> _SUPPLIED PASSAGE_
==*==
Surely there is a micro out there somewhere with some small fermenters in the back gathering dust?


----------



## alowen474

You can get stainless wine fermenters for under a grand with the pump up sealed lids etc.
If you're not caught up on conicals these can be an option.


----------



## Supra-Jim

Hi Jonothan,

The rig is looking great.

Check this link it's a bit bigger than what your looking for, but worth thinking about non the less.

(also there is a smaller looking tank just beside it, half in the photo).

Otherwise I remember from a while back, Cellar Plus have some stainless fermenters (i think they were for wine) in the volumes you are looking for.

Cheers SJ


----------



## roller997

Jonathon said:


> I have looked at making my own and other than the conicals have everything I need. The bit that puts me off is as you mention the food grade welds and also being a pressure vessel they need to be tested and all sorts of red tape. The goal is to go commercial and the fermenters from what I have read need to be calibrated and certified pressure vessels.



Jonathon,
With the fermenters, are you sure they need to be pressure vessels? White Rabbit and I am sure others in Australia use open fermenters so I would be surprised if that is a requirement for going commercial. It does help with the carbonation process and gives you great control without artificially carbonating the beer but it might not be a necessity.
What has to be done from a calibration perspective? Sizing the unit so the Excise tax can be correctly calculated?

If I was looking at moving into a commercial setup, the fermenters is where I would make sure to get properly designed ones, ideally with glycol cooling capability so I could do both lagers and ales at the same time. 
I would suggest that a properly designed beer fermenter is likely to be sanitized easier than milk or wine equipment, which should reduce the chances of making beers with undesireable flavours.

I hope you find a purpose built fermenter for a good price. If they have more than you need, I am sure there are a few folks around here (including myself) who would be keen on conicals around that size.

On that note, does anyone know what happens when a brewery produces an off beer (perhaps with a sour note)? I would assume that ATO is very interested in collecting the tax so that would make it costly if you can't write it off, while on the other hand the health authorities would be interested why / how the infection took place so when you write off a beer that is infected do they become involved?


Cheers

Roller


----------



## BEC26

Joanthon

Great looking setup!!!
==*==
> _DATA SUPPLIED_
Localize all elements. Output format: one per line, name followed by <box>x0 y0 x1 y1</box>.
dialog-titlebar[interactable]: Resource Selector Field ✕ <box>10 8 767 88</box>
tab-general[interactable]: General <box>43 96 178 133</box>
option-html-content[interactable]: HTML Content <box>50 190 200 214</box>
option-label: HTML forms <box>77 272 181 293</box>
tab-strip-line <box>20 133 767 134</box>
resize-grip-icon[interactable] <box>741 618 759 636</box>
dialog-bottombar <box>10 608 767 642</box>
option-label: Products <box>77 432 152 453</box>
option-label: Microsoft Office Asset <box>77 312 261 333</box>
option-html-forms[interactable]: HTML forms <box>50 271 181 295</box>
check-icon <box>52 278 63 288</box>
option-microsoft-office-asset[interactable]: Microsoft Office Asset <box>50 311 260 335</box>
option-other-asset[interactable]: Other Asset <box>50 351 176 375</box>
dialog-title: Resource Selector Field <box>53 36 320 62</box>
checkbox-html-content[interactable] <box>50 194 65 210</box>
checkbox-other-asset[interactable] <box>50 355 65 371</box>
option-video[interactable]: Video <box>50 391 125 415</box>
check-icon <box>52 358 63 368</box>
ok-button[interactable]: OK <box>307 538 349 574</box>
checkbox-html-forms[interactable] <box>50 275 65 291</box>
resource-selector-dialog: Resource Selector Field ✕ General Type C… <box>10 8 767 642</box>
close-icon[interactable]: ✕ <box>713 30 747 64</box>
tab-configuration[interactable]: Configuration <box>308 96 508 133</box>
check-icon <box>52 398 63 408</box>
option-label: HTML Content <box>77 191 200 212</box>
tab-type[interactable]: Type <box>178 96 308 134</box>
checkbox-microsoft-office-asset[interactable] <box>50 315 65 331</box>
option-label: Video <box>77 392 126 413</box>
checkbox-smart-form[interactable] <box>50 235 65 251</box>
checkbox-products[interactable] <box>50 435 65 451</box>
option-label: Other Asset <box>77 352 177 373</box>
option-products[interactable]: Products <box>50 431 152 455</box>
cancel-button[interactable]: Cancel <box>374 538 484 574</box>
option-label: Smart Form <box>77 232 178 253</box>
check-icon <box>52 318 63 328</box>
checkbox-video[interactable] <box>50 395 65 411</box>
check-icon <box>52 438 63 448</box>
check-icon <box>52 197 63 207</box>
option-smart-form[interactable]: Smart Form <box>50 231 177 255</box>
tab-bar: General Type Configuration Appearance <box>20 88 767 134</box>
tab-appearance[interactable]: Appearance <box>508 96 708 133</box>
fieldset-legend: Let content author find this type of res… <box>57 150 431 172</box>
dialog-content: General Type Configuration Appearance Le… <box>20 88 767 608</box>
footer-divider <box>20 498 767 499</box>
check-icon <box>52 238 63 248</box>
==*==
> _WORK TO BE COMPLETED_
Carry on the forum thread about sourcing fermenters for a brewing setup, picking up right after its last line.

> _FINAL ANSWER_
But, a word of warning . . . . . 

the timeline is beginning to approach Franko's Red Rocket!!!!

Cheers
Bruce


----------



## Bandito

Hey Jonathon,
I plan on getting my conical fabricated by beerbelly. I will be modeling it up in solidworks most likely, and sending it off to some mates at an engineering company I used to work for to mesh in strand (its basically where they tell the program what pressure is inside the vessle, and adjust the wall thinkness and number of stiffener plates to compensate. - I could model up a design to your specs also and send it at the same time if you like. I have modeled quite a few coal bins, and although they are usually about 400 tonnes, the principle is the same. They usually require lots of stiffeners at welded joins. I'll pm you when I'm doing mine. I suspect the cost for yours might be about 4 slabs of great beer - these guys are not cheap and love their beer! My time will be free of course.

Anyway, great setup, very impressed! 

PS. there is another company I work with that automates commercial brewerys, pm me for their details - but not cheap also. Might be good to have a chat with someone there just to make contacts.


----------



## Jono_w

Roller,
I am looking at maybe getting some fermenters built, but the price for a 200L is really quite substantial and hard to justify when larger second hand ones can be bought for a similar price. I would prefer a jacketed tank able to hold pressure also, makes them so much more versatile as you note, carbonating, transfer and individual temp control.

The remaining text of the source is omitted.